◆ **DO THIS**
Please pull out every line that includes the string "entity".

◆ **PROVIDED DATA**
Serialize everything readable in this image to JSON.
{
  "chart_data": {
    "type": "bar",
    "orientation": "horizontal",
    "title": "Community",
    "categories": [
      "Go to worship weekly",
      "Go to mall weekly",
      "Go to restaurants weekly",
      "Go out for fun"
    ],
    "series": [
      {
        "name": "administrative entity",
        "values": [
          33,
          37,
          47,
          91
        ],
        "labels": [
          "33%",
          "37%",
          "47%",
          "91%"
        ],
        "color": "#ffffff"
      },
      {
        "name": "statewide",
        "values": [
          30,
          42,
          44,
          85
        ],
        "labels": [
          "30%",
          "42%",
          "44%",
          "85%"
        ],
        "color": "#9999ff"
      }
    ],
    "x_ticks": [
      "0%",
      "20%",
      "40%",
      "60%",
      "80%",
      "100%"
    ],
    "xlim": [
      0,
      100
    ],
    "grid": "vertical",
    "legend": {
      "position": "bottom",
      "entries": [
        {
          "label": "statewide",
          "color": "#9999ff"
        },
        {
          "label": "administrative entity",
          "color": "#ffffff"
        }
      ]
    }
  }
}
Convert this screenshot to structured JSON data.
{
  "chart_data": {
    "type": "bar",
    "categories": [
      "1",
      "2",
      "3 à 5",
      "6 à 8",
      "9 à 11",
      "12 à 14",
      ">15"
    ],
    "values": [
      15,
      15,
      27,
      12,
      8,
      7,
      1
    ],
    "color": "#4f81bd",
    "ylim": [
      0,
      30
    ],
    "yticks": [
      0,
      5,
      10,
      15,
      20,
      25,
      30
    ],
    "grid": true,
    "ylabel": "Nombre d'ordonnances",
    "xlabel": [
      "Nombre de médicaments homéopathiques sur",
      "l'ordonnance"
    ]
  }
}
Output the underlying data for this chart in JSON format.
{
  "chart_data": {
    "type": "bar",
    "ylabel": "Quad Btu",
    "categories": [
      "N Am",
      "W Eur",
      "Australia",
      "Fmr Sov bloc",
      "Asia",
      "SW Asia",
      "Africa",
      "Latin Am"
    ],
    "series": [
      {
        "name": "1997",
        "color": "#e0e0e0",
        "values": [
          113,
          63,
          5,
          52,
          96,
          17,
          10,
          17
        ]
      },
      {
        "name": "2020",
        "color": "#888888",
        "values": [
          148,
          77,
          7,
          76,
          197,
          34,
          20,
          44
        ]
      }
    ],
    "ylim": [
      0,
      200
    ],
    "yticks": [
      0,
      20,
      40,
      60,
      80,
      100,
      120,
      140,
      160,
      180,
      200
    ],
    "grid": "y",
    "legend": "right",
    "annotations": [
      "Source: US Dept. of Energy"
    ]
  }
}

◆ **EXERCISE SOLUTION**
        "name": "administrative entity",
          "label": "administrative entity",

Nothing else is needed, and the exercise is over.